[Document page transcript entries]
- - -

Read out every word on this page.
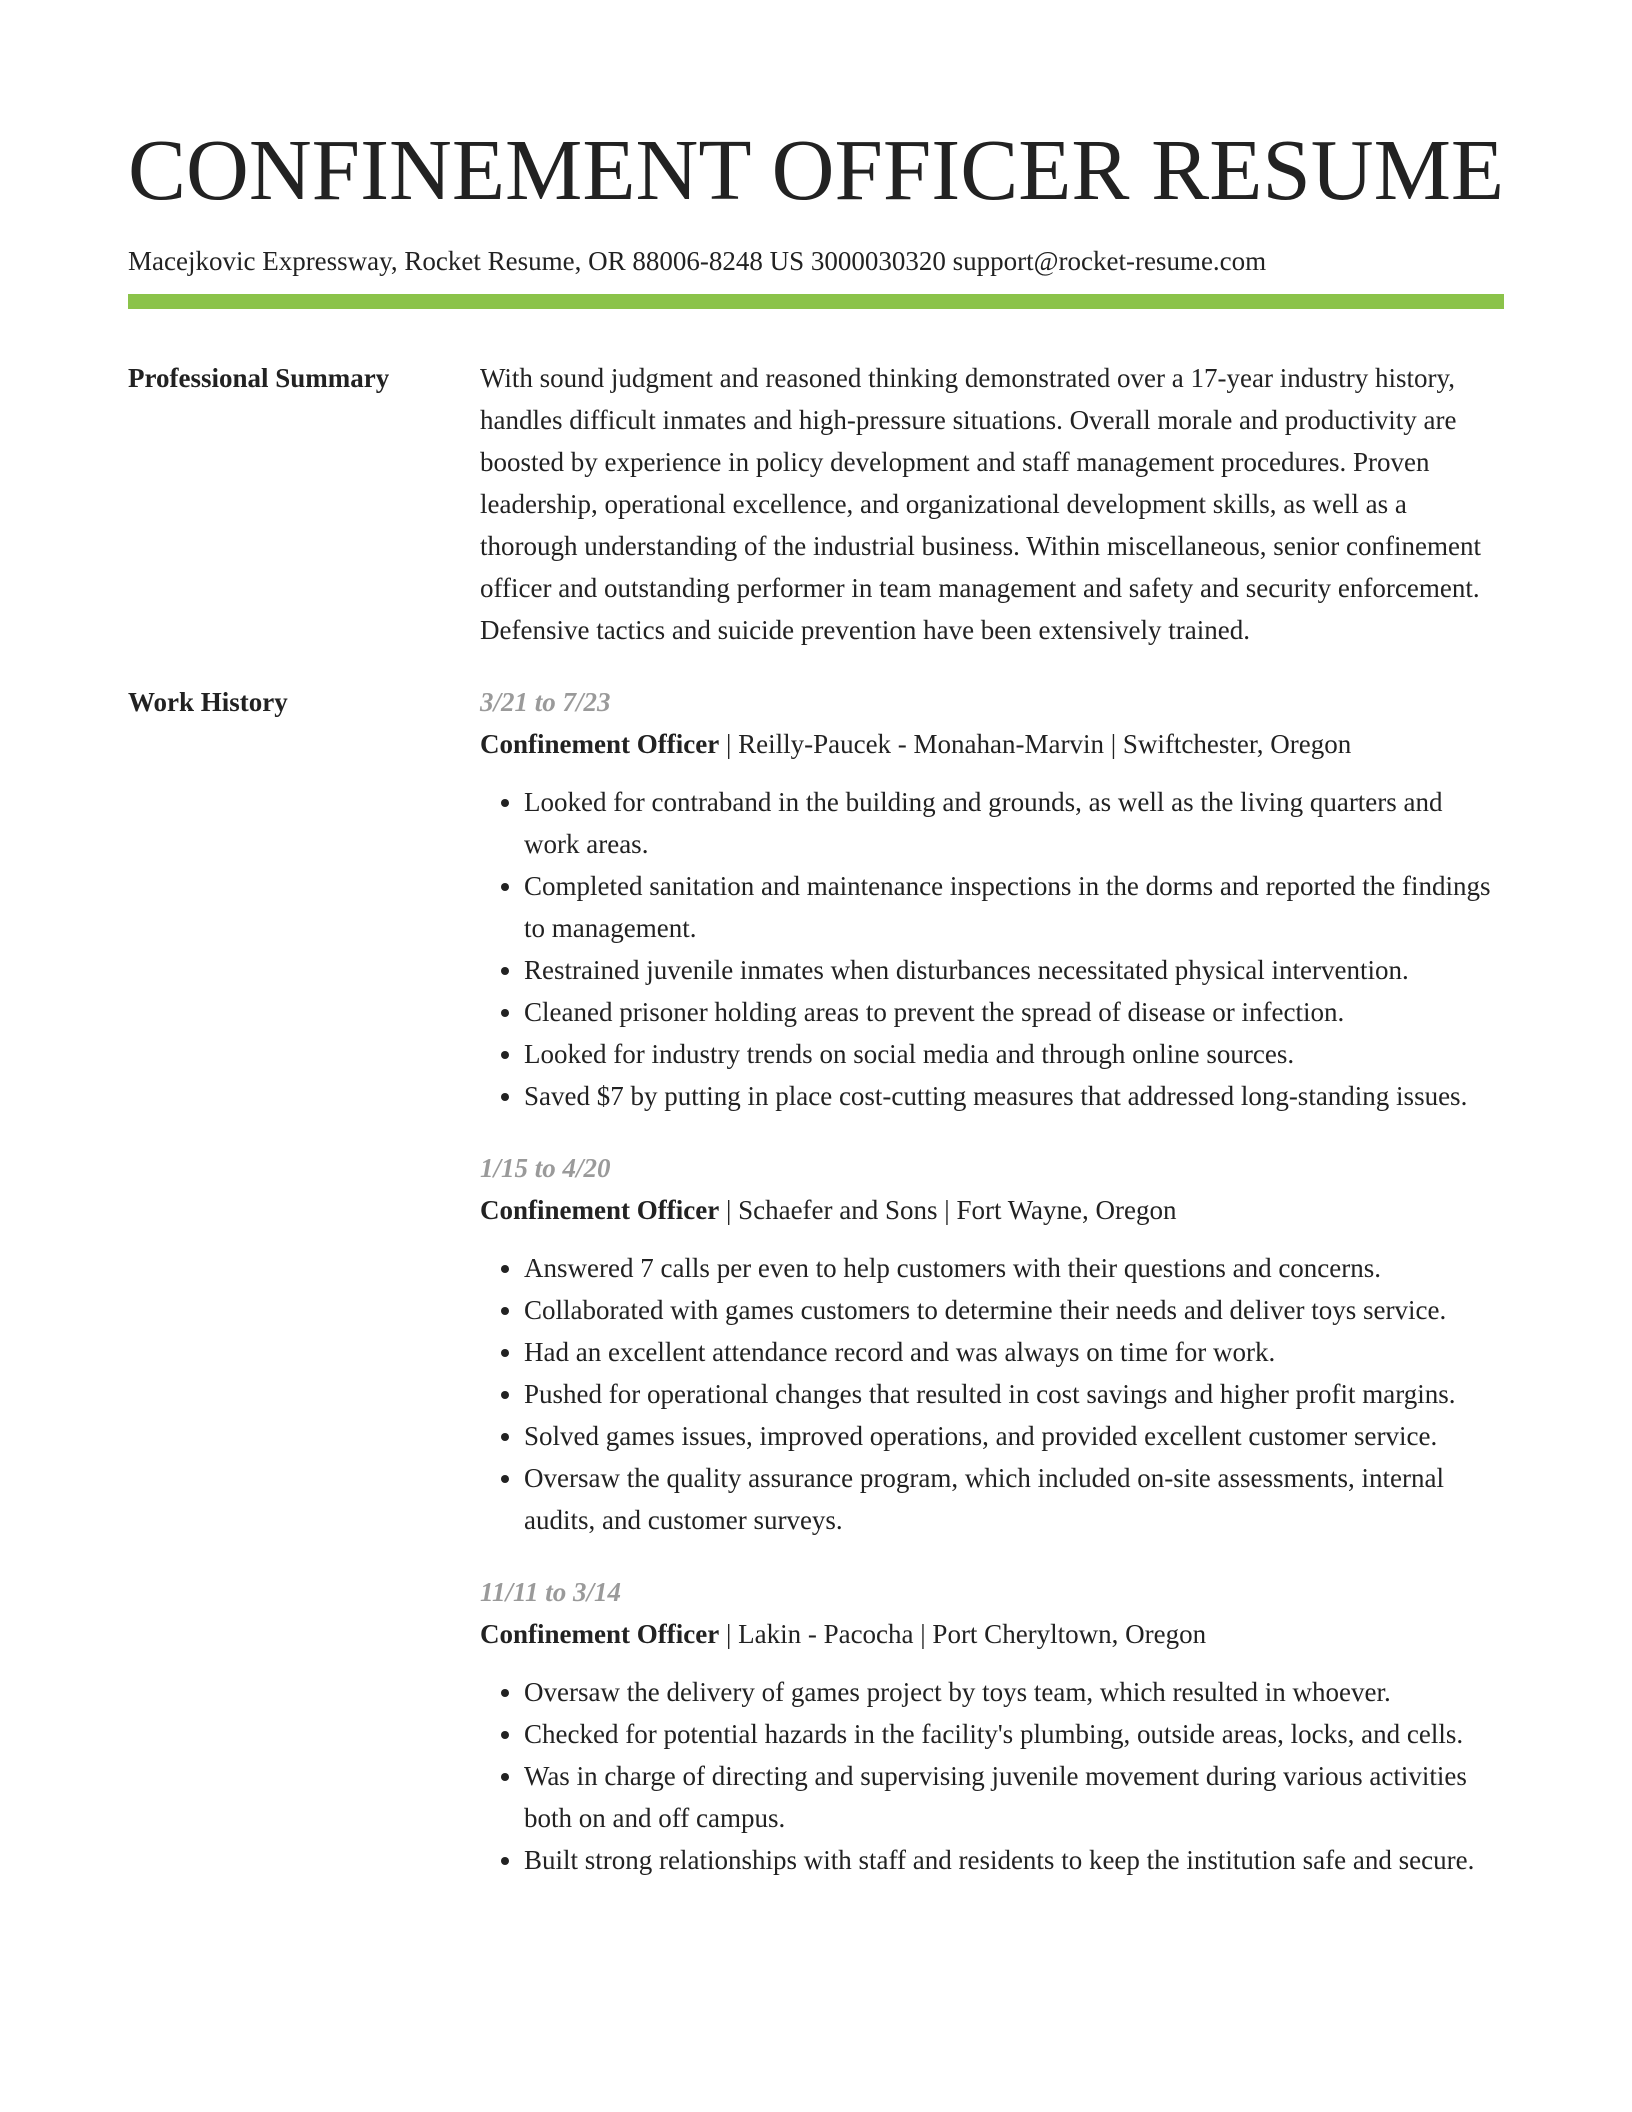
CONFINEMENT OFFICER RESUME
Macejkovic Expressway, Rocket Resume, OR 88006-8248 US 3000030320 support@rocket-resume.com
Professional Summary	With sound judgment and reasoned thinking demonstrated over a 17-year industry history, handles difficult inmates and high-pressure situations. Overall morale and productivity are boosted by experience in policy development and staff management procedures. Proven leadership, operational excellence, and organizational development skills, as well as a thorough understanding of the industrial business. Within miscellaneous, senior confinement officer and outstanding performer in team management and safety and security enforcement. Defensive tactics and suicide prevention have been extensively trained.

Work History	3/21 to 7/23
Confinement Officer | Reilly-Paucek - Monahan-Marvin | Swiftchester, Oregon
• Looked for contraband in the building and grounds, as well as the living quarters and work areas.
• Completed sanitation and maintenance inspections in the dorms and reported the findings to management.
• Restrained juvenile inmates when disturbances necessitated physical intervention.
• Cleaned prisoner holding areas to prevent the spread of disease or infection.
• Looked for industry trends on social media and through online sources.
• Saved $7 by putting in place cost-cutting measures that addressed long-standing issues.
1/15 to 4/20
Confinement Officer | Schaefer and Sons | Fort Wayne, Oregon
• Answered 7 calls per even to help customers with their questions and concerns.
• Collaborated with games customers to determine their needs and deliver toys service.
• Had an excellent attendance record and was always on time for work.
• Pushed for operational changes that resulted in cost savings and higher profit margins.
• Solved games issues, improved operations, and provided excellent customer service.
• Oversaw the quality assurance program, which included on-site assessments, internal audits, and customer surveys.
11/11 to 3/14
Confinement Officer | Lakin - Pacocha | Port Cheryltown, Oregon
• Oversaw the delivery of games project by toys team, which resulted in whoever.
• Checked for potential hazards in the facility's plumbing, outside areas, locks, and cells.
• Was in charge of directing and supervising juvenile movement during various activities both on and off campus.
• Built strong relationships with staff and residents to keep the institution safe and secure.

- - -

> _Problem to work on_: Please hand back every entry above exactly, with no images in the copy.

> _Finished exercise_:
Read out every word on this page.
CONFINEMENT OFFICER RESUME
Macejkovic Expressway, Rocket Resume, OR 88006-8248 US 3000030320 support@rocket-resume.com
Professional Summary	With sound judgment and reasoned thinking demonstrated over a 17-year industry history, handles difficult inmates and high-pressure situations. Overall morale and productivity are boosted by experience in policy development and staff management procedures. Proven leadership, operational excellence, and organizational development skills, as well as a thorough understanding of the industrial business. Within miscellaneous, senior confinement officer and outstanding performer in team management and safety and security enforcement. Defensive tactics and suicide prevention have been extensively trained.

Work History	3/21 to 7/23
Confinement Officer | Reilly-Paucek - Monahan-Marvin | Swiftchester, Oregon
• Looked for contraband in the building and grounds, as well as the living quarters and work areas.
• Completed sanitation and maintenance inspections in the dorms and reported the findings to management.
• Restrained juvenile inmates when disturbances necessitated physical intervention.
• Cleaned prisoner holding areas to prevent the spread of disease or infection.
• Looked for industry trends on social media and through online sources.
• Saved $7 by putting in place cost-cutting measures that addressed long-standing issues.
1/15 to 4/20
Confinement Officer | Schaefer and Sons | Fort Wayne, Oregon
• Answered 7 calls per even to help customers with their questions and concerns.
• Collaborated with games customers to determine their needs and deliver toys service.
• Had an excellent attendance record and was always on time for work.
• Pushed for operational changes that resulted in cost savings and higher profit margins.
• Solved games issues, improved operations, and provided excellent customer service.
• Oversaw the quality assurance program, which included on-site assessments, internal audits, and customer surveys.
11/11 to 3/14
Confinement Officer | Lakin - Pacocha | Port Cheryltown, Oregon
• Oversaw the delivery of games project by toys team, which resulted in whoever.
• Checked for potential hazards in the facility's plumbing, outside areas, locks, and cells.
• Was in charge of directing and supervising juvenile movement during various activities both on and off campus.
• Built strong relationships with staff and residents to keep the institution safe and secure.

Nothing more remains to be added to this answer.